Output solely the number of lines containing the string "заменить".
......
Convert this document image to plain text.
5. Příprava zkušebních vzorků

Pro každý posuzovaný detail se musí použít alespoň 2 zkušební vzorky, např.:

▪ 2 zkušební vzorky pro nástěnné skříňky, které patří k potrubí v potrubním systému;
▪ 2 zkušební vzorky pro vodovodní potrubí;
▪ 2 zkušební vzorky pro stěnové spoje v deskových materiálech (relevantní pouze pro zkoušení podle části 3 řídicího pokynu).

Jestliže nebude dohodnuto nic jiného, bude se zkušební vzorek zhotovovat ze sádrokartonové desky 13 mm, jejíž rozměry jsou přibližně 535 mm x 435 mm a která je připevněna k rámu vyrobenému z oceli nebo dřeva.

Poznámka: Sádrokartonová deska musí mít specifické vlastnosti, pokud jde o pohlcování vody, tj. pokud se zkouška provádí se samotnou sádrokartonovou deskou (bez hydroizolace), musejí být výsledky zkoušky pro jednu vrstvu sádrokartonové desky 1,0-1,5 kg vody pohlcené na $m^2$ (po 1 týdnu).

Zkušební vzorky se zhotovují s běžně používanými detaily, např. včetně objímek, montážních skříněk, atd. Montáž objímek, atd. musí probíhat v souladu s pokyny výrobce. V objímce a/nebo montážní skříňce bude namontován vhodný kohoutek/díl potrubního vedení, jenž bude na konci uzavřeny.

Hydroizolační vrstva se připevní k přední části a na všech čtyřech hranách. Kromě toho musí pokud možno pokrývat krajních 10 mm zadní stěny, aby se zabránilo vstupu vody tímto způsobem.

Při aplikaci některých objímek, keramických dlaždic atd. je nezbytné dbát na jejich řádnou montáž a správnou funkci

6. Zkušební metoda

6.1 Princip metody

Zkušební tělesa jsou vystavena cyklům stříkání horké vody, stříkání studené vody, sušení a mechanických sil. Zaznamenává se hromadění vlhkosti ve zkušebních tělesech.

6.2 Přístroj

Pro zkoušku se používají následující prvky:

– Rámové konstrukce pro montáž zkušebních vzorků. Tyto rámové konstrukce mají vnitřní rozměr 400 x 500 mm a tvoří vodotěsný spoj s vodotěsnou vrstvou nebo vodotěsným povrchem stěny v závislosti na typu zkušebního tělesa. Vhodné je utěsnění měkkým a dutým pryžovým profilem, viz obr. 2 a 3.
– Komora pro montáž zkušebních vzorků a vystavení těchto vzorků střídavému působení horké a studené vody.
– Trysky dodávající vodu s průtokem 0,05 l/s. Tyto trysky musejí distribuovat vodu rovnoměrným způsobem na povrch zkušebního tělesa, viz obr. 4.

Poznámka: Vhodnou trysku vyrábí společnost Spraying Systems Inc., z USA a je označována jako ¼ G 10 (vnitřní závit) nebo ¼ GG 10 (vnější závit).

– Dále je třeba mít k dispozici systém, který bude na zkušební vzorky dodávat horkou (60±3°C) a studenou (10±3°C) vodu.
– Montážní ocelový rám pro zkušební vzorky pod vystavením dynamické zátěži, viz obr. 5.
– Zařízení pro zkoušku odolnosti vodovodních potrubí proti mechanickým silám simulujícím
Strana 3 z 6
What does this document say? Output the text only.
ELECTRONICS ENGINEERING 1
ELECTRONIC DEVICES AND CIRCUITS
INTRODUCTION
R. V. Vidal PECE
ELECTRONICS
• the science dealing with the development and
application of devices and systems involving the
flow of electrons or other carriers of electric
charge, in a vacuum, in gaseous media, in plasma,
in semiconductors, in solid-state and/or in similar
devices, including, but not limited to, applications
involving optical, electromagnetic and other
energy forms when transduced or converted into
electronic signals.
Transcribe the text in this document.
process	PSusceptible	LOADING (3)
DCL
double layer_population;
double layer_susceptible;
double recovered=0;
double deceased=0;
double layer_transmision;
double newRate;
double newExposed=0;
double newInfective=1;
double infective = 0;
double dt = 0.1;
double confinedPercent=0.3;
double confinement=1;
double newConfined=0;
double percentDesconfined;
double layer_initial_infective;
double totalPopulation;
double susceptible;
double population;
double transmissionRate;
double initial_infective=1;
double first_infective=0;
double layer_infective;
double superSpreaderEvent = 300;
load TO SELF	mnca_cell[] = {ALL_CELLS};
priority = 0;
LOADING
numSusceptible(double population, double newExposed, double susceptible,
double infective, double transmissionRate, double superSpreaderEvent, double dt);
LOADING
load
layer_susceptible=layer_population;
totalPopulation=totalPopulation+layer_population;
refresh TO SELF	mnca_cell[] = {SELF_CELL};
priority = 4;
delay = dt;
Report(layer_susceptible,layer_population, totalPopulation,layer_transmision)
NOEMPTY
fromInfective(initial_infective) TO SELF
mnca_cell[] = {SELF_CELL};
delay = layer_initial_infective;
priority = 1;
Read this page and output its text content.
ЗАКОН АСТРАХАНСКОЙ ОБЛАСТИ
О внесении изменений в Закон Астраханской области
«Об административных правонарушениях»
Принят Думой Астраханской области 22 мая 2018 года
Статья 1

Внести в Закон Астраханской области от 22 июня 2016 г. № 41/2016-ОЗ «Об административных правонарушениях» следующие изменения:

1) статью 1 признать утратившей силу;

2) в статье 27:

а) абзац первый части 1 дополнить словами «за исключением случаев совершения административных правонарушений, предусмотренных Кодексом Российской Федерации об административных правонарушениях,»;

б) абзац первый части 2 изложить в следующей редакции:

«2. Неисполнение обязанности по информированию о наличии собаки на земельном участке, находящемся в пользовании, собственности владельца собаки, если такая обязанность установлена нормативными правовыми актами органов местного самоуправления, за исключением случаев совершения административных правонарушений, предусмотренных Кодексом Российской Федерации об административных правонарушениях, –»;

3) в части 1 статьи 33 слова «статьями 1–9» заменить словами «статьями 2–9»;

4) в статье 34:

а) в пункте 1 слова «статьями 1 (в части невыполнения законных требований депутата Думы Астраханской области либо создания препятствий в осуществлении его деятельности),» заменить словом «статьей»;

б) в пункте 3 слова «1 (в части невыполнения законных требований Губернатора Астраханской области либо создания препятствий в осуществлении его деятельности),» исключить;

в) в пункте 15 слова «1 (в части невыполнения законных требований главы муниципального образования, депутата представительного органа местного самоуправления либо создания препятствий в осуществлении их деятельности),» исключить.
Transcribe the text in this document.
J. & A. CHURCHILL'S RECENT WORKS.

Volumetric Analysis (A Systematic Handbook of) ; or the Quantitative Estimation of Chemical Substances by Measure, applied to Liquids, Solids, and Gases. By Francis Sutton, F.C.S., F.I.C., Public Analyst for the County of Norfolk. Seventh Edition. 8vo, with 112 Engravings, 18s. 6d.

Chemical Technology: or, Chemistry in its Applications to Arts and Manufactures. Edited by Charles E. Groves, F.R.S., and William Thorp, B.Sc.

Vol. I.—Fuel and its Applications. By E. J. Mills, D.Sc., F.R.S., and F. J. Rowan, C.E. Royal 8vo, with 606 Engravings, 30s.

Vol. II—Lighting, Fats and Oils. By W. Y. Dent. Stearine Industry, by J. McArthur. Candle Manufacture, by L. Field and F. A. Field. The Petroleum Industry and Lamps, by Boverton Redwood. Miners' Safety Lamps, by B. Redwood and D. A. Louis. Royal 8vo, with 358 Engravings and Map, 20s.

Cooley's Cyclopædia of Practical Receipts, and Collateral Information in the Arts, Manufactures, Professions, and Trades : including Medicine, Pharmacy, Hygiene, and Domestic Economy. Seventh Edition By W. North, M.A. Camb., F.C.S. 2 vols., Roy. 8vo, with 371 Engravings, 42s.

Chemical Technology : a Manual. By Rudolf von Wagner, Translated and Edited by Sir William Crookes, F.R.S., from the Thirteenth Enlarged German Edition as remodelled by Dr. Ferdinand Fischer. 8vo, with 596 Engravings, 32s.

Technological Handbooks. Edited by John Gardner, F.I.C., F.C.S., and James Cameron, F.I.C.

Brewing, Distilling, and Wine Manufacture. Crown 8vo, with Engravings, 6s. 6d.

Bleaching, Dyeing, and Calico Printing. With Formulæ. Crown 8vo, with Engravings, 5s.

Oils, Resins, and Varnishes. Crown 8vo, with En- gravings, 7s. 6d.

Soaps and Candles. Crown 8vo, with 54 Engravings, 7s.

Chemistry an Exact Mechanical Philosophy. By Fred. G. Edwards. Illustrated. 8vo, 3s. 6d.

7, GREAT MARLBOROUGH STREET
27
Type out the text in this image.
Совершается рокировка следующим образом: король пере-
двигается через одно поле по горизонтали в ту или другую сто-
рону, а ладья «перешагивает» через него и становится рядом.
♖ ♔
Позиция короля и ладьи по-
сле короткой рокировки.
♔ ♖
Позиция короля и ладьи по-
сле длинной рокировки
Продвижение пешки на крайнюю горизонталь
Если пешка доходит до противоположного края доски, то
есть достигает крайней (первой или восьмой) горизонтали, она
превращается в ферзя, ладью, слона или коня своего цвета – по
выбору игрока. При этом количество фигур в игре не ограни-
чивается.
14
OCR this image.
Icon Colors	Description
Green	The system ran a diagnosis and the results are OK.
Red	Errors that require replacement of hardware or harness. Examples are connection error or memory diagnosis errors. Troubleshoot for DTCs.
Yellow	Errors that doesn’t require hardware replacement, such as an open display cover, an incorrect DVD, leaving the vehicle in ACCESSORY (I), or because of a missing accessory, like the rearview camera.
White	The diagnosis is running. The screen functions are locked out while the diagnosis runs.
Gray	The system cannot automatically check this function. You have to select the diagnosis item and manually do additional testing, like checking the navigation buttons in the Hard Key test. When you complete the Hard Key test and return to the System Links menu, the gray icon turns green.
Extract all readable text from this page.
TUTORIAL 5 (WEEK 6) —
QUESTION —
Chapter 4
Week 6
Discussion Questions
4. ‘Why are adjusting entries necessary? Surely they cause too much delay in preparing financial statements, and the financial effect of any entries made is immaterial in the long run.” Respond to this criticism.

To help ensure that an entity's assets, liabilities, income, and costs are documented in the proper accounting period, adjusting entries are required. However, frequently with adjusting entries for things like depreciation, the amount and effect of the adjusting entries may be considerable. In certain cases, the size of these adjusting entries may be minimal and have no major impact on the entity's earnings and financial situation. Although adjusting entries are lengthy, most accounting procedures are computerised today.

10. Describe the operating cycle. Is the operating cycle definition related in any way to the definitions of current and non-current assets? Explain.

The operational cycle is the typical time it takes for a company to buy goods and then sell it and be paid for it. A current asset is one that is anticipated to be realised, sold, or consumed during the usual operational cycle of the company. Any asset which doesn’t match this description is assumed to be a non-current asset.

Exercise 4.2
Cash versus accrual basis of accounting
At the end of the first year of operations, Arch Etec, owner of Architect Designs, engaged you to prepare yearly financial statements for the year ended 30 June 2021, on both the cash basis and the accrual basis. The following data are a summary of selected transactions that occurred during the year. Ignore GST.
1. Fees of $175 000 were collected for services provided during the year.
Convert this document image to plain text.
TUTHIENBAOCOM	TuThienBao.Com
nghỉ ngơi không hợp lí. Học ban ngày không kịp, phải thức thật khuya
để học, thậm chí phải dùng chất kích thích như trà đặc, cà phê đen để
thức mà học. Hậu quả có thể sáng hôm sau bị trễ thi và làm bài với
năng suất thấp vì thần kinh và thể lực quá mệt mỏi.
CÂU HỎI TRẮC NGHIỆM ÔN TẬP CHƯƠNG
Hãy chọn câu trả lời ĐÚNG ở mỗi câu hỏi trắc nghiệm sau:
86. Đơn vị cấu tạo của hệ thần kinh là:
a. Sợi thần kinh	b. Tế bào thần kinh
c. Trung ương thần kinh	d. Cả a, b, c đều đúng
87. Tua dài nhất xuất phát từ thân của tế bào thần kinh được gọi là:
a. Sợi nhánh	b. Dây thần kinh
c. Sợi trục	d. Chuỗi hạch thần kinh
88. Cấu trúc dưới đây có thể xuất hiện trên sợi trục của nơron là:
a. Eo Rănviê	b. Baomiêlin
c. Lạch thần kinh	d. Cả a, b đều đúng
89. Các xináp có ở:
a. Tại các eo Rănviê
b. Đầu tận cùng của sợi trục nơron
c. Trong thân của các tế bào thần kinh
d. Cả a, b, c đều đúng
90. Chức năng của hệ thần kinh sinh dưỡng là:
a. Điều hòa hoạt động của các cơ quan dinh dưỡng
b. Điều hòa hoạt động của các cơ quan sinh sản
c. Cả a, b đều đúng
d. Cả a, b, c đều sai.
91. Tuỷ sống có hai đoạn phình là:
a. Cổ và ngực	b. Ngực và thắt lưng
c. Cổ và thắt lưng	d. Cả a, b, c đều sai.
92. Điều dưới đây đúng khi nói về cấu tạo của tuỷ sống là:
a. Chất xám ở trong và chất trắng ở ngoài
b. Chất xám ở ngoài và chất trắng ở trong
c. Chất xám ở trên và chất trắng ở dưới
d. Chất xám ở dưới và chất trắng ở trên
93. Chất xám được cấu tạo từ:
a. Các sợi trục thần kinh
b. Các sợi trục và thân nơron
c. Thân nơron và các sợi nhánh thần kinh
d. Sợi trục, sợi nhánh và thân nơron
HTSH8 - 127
......
> ANSWER TO THE PROBLEM:
2